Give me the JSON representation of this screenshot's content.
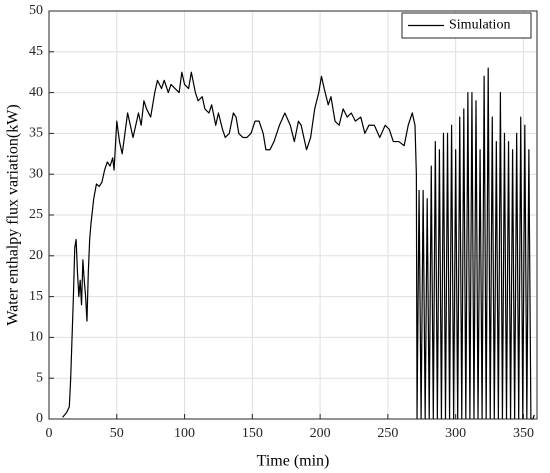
{
  "chart_data": {
    "type": "line",
    "xlabel": "Time (min)",
    "ylabel": "Water enthalpy flux variation(kW)",
    "xlim": [
      0,
      360
    ],
    "ylim": [
      0,
      50
    ],
    "xticks": [
      0,
      50,
      100,
      150,
      200,
      250,
      300,
      350
    ],
    "yticks": [
      0,
      5,
      10,
      15,
      20,
      25,
      30,
      35,
      40,
      45,
      50
    ],
    "grid": true,
    "legend": "upper right",
    "x": [
      10,
      13,
      15,
      16,
      18,
      19,
      20,
      21,
      22,
      23,
      24,
      25,
      26,
      27,
      28,
      29,
      30,
      31,
      33,
      35,
      37,
      39,
      41,
      43,
      45,
      47,
      48,
      50,
      52,
      54,
      56,
      58,
      60,
      62,
      64,
      66,
      68,
      70,
      72,
      75,
      78,
      80,
      83,
      85,
      88,
      90,
      93,
      96,
      98,
      100,
      103,
      105,
      108,
      110,
      113,
      115,
      118,
      120,
      123,
      125,
      128,
      130,
      133,
      136,
      138,
      140,
      143,
      146,
      149,
      152,
      155,
      158,
      160,
      163,
      166,
      170,
      174,
      178,
      181,
      184,
      186,
      190,
      193,
      196,
      199,
      201,
      203,
      206,
      208,
      211,
      214,
      217,
      220,
      223,
      226,
      230,
      233,
      236,
      240,
      244,
      248,
      251,
      254,
      258,
      262,
      265,
      268,
      270,
      271,
      271.5,
      273,
      274.5,
      276,
      277.5,
      279,
      280.5,
      282,
      283.5,
      285,
      286.5,
      288,
      289.5,
      291,
      292.5,
      294,
      295.5,
      297,
      298.5,
      300,
      301.5,
      303,
      304.5,
      306,
      307.5,
      309,
      310.5,
      312,
      313.5,
      315,
      316.5,
      318,
      319.5,
      321,
      322.5,
      324,
      325.5,
      327,
      328.5,
      330,
      331.5,
      333,
      334.5,
      336,
      337.5,
      339,
      340.5,
      342,
      343.5,
      345,
      346.5,
      348,
      349.5,
      351,
      352.5,
      354,
      355.5,
      357,
      358
    ],
    "series": [
      {
        "name": "Simulation",
        "color": "#000000",
        "values": [
          0.2,
          0.8,
          1.5,
          5,
          15,
          21,
          22,
          18,
          15,
          17,
          14,
          19.5,
          17,
          15,
          12,
          18,
          22,
          24,
          27,
          28.8,
          28.5,
          29,
          30.5,
          31.5,
          31,
          32,
          30.5,
          36.5,
          34,
          32.5,
          35,
          37.5,
          36,
          34.5,
          36,
          37.5,
          36,
          39,
          38,
          37,
          40,
          41.5,
          40.5,
          41.5,
          40,
          41,
          40.5,
          40,
          42.5,
          41,
          40.5,
          42.5,
          40,
          39,
          39.5,
          38,
          37.5,
          38.5,
          36,
          37.5,
          35.5,
          34.5,
          35,
          37.5,
          37,
          35,
          34.5,
          34.5,
          35,
          36.5,
          36.5,
          35,
          33,
          33,
          34,
          36,
          37.5,
          36,
          34,
          36.5,
          36,
          33,
          34.5,
          38,
          40,
          42,
          40.5,
          38.5,
          39.5,
          36.5,
          36,
          38,
          37,
          37.5,
          36.5,
          37,
          35,
          36,
          36,
          34.5,
          36,
          35.5,
          34,
          34,
          33.5,
          36,
          37.5,
          36,
          30,
          0,
          28,
          0,
          28,
          0,
          27,
          0,
          31,
          0,
          34,
          0,
          33,
          0,
          35,
          0,
          35,
          0,
          36,
          0,
          33,
          0,
          37,
          0,
          38,
          0,
          40,
          0,
          40,
          0,
          39,
          0,
          33,
          0,
          42,
          0,
          43,
          0,
          37,
          0,
          34,
          0,
          40,
          0,
          35,
          0,
          34,
          0,
          33,
          0,
          35,
          0,
          37,
          0,
          36,
          0,
          33,
          0,
          0,
          0.5
        ]
      }
    ]
  }
}
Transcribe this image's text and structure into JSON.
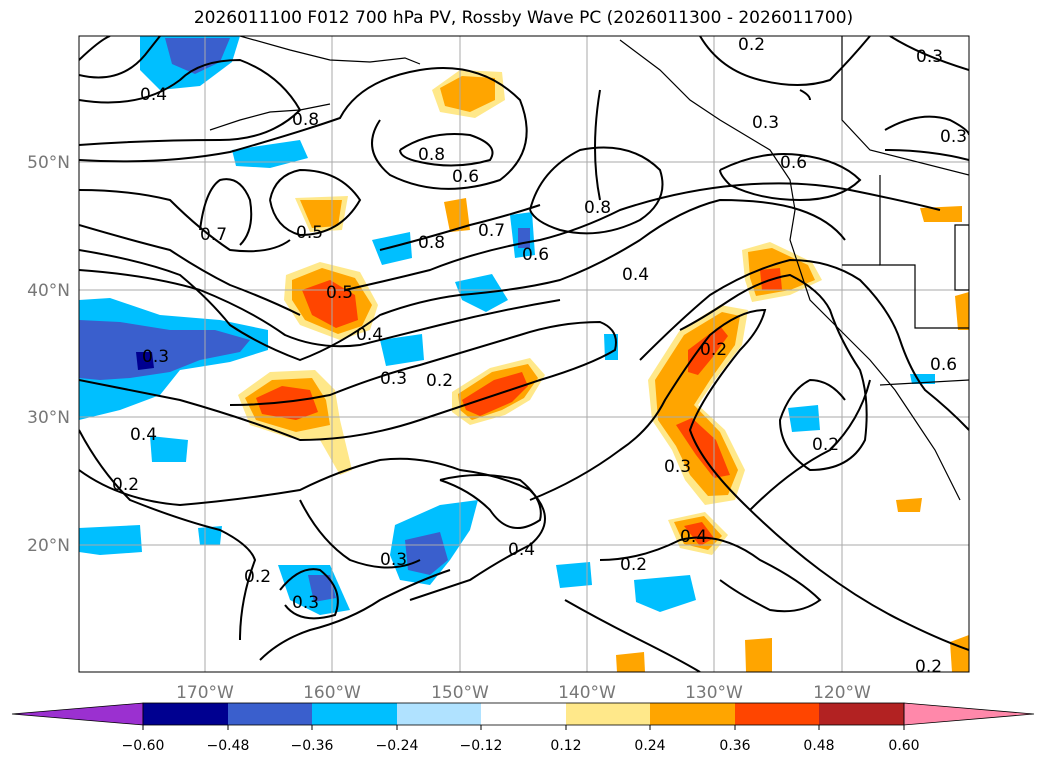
{
  "title": "2026011100 F012 700 hPa PV, Rossby Wave PC (2026011300 - 2026011700)",
  "lat_labels": [
    "50°N",
    "40°N",
    "30°N",
    "20°N"
  ],
  "lon_labels": [
    "170°W",
    "160°W",
    "150°W",
    "140°W",
    "130°W",
    "120°W"
  ],
  "contour_labels": [
    "0.4",
    "0.8",
    "0.8",
    "0.6",
    "0.7",
    "0.5",
    "0.8",
    "0.7",
    "0.6",
    "0.8",
    "0.4",
    "0.5",
    "0.4",
    "0.3",
    "0.2",
    "0.3",
    "0.2",
    "0.3",
    "0.4",
    "0.2",
    "0.2",
    "0.4",
    "0.2",
    "0.3",
    "0.2",
    "0.3",
    "0.3",
    "0.6",
    "0.3",
    "0.4",
    "0.3",
    "0.6",
    "0.2",
    "0.2"
  ],
  "colorbar": {
    "colors": [
      "#9b30d0",
      "#000090",
      "#3a5fcd",
      "#00bfff",
      "#b0e2ff",
      "#ffffff",
      "#ffe88a",
      "#ffa500",
      "#ff4500",
      "#b22222",
      "#ff88aa"
    ],
    "ticks": [
      "−0.60",
      "−0.48",
      "−0.36",
      "−0.24",
      "−0.12",
      "0.12",
      "0.24",
      "0.36",
      "0.48",
      "0.60"
    ]
  }
}
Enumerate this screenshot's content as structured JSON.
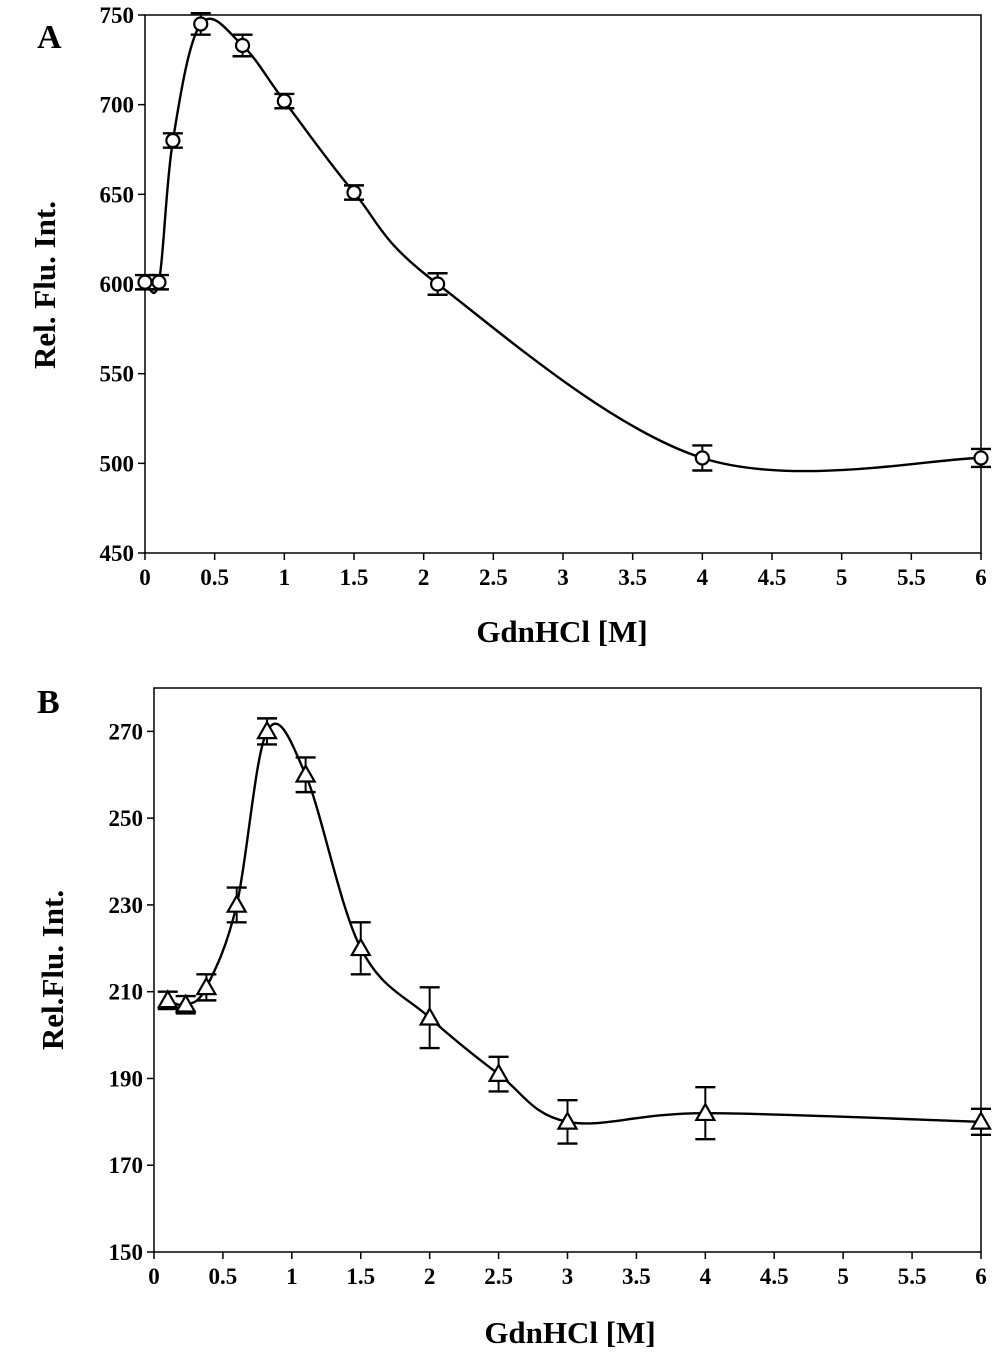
{
  "chart_data": [
    {
      "type": "line",
      "panel_label": "A",
      "xlabel": "GdnHCl [M]",
      "ylabel": "Rel. Flu. Int.",
      "xlim": [
        0,
        6
      ],
      "ylim": [
        450,
        750
      ],
      "xticks": [
        "0",
        "0.5",
        "1",
        "1.5",
        "2",
        "2.5",
        "3",
        "3.5",
        "4",
        "4.5",
        "5",
        "5.5",
        "6"
      ],
      "yticks": [
        "450",
        "500",
        "550",
        "600",
        "650",
        "700",
        "750"
      ],
      "marker": "circle",
      "grid": false,
      "series": [
        {
          "x": [
            0,
            0.1,
            0.2,
            0.4,
            0.7,
            1.0,
            1.5,
            2.1,
            4.0,
            6.0
          ],
          "y": [
            601,
            601,
            680,
            745,
            733,
            702,
            651,
            600,
            503,
            503
          ],
          "error": [
            4,
            4,
            4,
            6,
            6,
            4,
            4,
            6,
            7,
            5
          ]
        }
      ]
    },
    {
      "type": "line",
      "panel_label": "B",
      "xlabel": "GdnHCl [M]",
      "ylabel": "Rel.Flu. Int.",
      "xlim": [
        0,
        6
      ],
      "ylim": [
        150,
        280
      ],
      "xticks": [
        "0",
        "0.5",
        "1",
        "1.5",
        "2",
        "2.5",
        "3",
        "3.5",
        "4",
        "4.5",
        "5",
        "5.5",
        "6"
      ],
      "yticks": [
        "150",
        "170",
        "190",
        "210",
        "230",
        "250",
        "270"
      ],
      "marker": "triangle",
      "grid": false,
      "series": [
        {
          "x": [
            0.1,
            0.23,
            0.38,
            0.6,
            0.82,
            1.1,
            1.5,
            2.0,
            2.5,
            3.0,
            4.0,
            6.0
          ],
          "y": [
            208,
            207,
            211,
            230,
            270,
            260,
            220,
            204,
            191,
            180,
            182,
            180
          ],
          "error": [
            2,
            2,
            3,
            4,
            3,
            4,
            6,
            7,
            4,
            5,
            6,
            3
          ]
        }
      ]
    }
  ]
}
****************
▶ [TASK GOAL]: Reproduce every record word for word. The copy must contain no pictures.

▶ [TASK RESULT]:
Give me the JSON representation of this screenshot's content.
{
  "chart_data": {
    "type": "line",
    "xlabel": "Time (min)",
    "ylabel": "Water enthalpy flux variation(kW)",
    "xlim": [
      0,
      360
    ],
    "ylim": [
      0,
      50
    ],
    "xticks": [
      0,
      50,
      100,
      150,
      200,
      250,
      300,
      350
    ],
    "yticks": [
      0,
      5,
      10,
      15,
      20,
      25,
      30,
      35,
      40,
      45,
      50
    ],
    "grid": true,
    "legend": "upper right",
    "x": [
      10,
      13,
      15,
      16,
      18,
      19,
      20,
      21,
      22,
      23,
      24,
      25,
      26,
      27,
      28,
      29,
      30,
      31,
      33,
      35,
      37,
      39,
      41,
      43,
      45,
      47,
      48,
      50,
      52,
      54,
      56,
      58,
      60,
      62,
      64,
      66,
      68,
      70,
      72,
      75,
      78,
      80,
      83,
      85,
      88,
      90,
      93,
      96,
      98,
      100,
      103,
      105,
      108,
      110,
      113,
      115,
      118,
      120,
      123,
      125,
      128,
      130,
      133,
      136,
      138,
      140,
      143,
      146,
      149,
      152,
      155,
      158,
      160,
      163,
      166,
      170,
      174,
      178,
      181,
      184,
      186,
      190,
      193,
      196,
      199,
      201,
      203,
      206,
      208,
      211,
      214,
      217,
      220,
      223,
      226,
      230,
      233,
      236,
      240,
      244,
      248,
      251,
      254,
      258,
      262,
      265,
      268,
      270,
      271,
      271.5,
      273,
      274.5,
      276,
      277.5,
      279,
      280.5,
      282,
      283.5,
      285,
      286.5,
      288,
      289.5,
      291,
      292.5,
      294,
      295.5,
      297,
      298.5,
      300,
      301.5,
      303,
      304.5,
      306,
      307.5,
      309,
      310.5,
      312,
      313.5,
      315,
      316.5,
      318,
      319.5,
      321,
      322.5,
      324,
      325.5,
      327,
      328.5,
      330,
      331.5,
      333,
      334.5,
      336,
      337.5,
      339,
      340.5,
      342,
      343.5,
      345,
      346.5,
      348,
      349.5,
      351,
      352.5,
      354,
      355.5,
      357,
      358
    ],
    "series": [
      {
        "name": "Simulation",
        "color": "#000000",
        "values": [
          0.2,
          0.8,
          1.5,
          5,
          15,
          21,
          22,
          18,
          15,
          17,
          14,
          19.5,
          17,
          15,
          12,
          18,
          22,
          24,
          27,
          28.8,
          28.5,
          29,
          30.5,
          31.5,
          31,
          32,
          30.5,
          36.5,
          34,
          32.5,
          35,
          37.5,
          36,
          34.5,
          36,
          37.5,
          36,
          39,
          38,
          37,
          40,
          41.5,
          40.5,
          41.5,
          40,
          41,
          40.5,
          40,
          42.5,
          41,
          40.5,
          42.5,
          40,
          39,
          39.5,
          38,
          37.5,
          38.5,
          36,
          37.5,
          35.5,
          34.5,
          35,
          37.5,
          37,
          35,
          34.5,
          34.5,
          35,
          36.5,
          36.5,
          35,
          33,
          33,
          34,
          36,
          37.5,
          36,
          34,
          36.5,
          36,
          33,
          34.5,
          38,
          40,
          42,
          40.5,
          38.5,
          39.5,
          36.5,
          36,
          38,
          37,
          37.5,
          36.5,
          37,
          35,
          36,
          36,
          34.5,
          36,
          35.5,
          34,
          34,
          33.5,
          36,
          37.5,
          36,
          30,
          0,
          28,
          0,
          28,
          0,
          27,
          0,
          31,
          0,
          34,
          0,
          33,
          0,
          35,
          0,
          35,
          0,
          36,
          0,
          33,
          0,
          37,
          0,
          38,
          0,
          40,
          0,
          40,
          0,
          39,
          0,
          33,
          0,
          42,
          0,
          43,
          0,
          37,
          0,
          34,
          0,
          40,
          0,
          35,
          0,
          34,
          0,
          33,
          0,
          35,
          0,
          37,
          0,
          36,
          0,
          33,
          0,
          0,
          0.5
        ]
      }
    ]
  }
}
Transcribe this image's text and structure into JSON.
{
  "title": "2026011100 F012 700 hPa PV, Rossby Wave PC (2026011300 - 2026011700)",
  "lat_labels": [
    "50°N",
    "40°N",
    "30°N",
    "20°N"
  ],
  "lon_labels": [
    "170°W",
    "160°W",
    "150°W",
    "140°W",
    "130°W",
    "120°W"
  ],
  "contour_labels": [
    "0.4",
    "0.8",
    "0.8",
    "0.6",
    "0.7",
    "0.5",
    "0.8",
    "0.7",
    "0.6",
    "0.8",
    "0.4",
    "0.5",
    "0.4",
    "0.3",
    "0.2",
    "0.3",
    "0.2",
    "0.3",
    "0.4",
    "0.2",
    "0.2",
    "0.4",
    "0.2",
    "0.3",
    "0.2",
    "0.3",
    "0.3",
    "0.6",
    "0.3",
    "0.4",
    "0.3",
    "0.6",
    "0.2",
    "0.2"
  ],
  "colorbar": {
    "colors": [
      "#9b30d0",
      "#000090",
      "#3a5fcd",
      "#00bfff",
      "#b0e2ff",
      "#ffffff",
      "#ffe88a",
      "#ffa500",
      "#ff4500",
      "#b22222",
      "#ff88aa"
    ],
    "ticks": [
      "−0.60",
      "−0.48",
      "−0.36",
      "−0.24",
      "−0.12",
      "0.12",
      "0.24",
      "0.36",
      "0.48",
      "0.60"
    ]
  }
}
Enumerate this screenshot's content as structured JSON.
{
  "chart_data": [
    {
      "type": "line",
      "panel_label": "A",
      "xlabel": "GdnHCl [M]",
      "ylabel": "Rel. Flu. Int.",
      "xlim": [
        0,
        6
      ],
      "ylim": [
        450,
        750
      ],
      "xticks": [
        "0",
        "0.5",
        "1",
        "1.5",
        "2",
        "2.5",
        "3",
        "3.5",
        "4",
        "4.5",
        "5",
        "5.5",
        "6"
      ],
      "yticks": [
        "450",
        "500",
        "550",
        "600",
        "650",
        "700",
        "750"
      ],
      "marker": "circle",
      "grid": false,
      "series": [
        {
          "x": [
            0,
            0.1,
            0.2,
            0.4,
            0.7,
            1.0,
            1.5,
            2.1,
            4.0,
            6.0
          ],
          "y": [
            601,
            601,
            680,
            745,
            733,
            702,
            651,
            600,
            503,
            503
          ],
          "error": [
            4,
            4,
            4,
            6,
            6,
            4,
            4,
            6,
            7,
            5
          ]
        }
      ]
    },
    {
      "type": "line",
      "panel_label": "B",
      "xlabel": "GdnHCl [M]",
      "ylabel": "Rel.Flu. Int.",
      "xlim": [
        0,
        6
      ],
      "ylim": [
        150,
        280
      ],
      "xticks": [
        "0",
        "0.5",
        "1",
        "1.5",
        "2",
        "2.5",
        "3",
        "3.5",
        "4",
        "4.5",
        "5",
        "5.5",
        "6"
      ],
      "yticks": [
        "150",
        "170",
        "190",
        "210",
        "230",
        "250",
        "270"
      ],
      "marker": "triangle",
      "grid": false,
      "series": [
        {
          "x": [
            0.1,
            0.23,
            0.38,
            0.6,
            0.82,
            1.1,
            1.5,
            2.0,
            2.5,
            3.0,
            4.0,
            6.0
          ],
          "y": [
            208,
            207,
            211,
            230,
            270,
            260,
            220,
            204,
            191,
            180,
            182,
            180
          ],
          "error": [
            2,
            2,
            3,
            4,
            3,
            4,
            6,
            7,
            4,
            5,
            6,
            3
          ]
        }
      ]
    }
  ]
}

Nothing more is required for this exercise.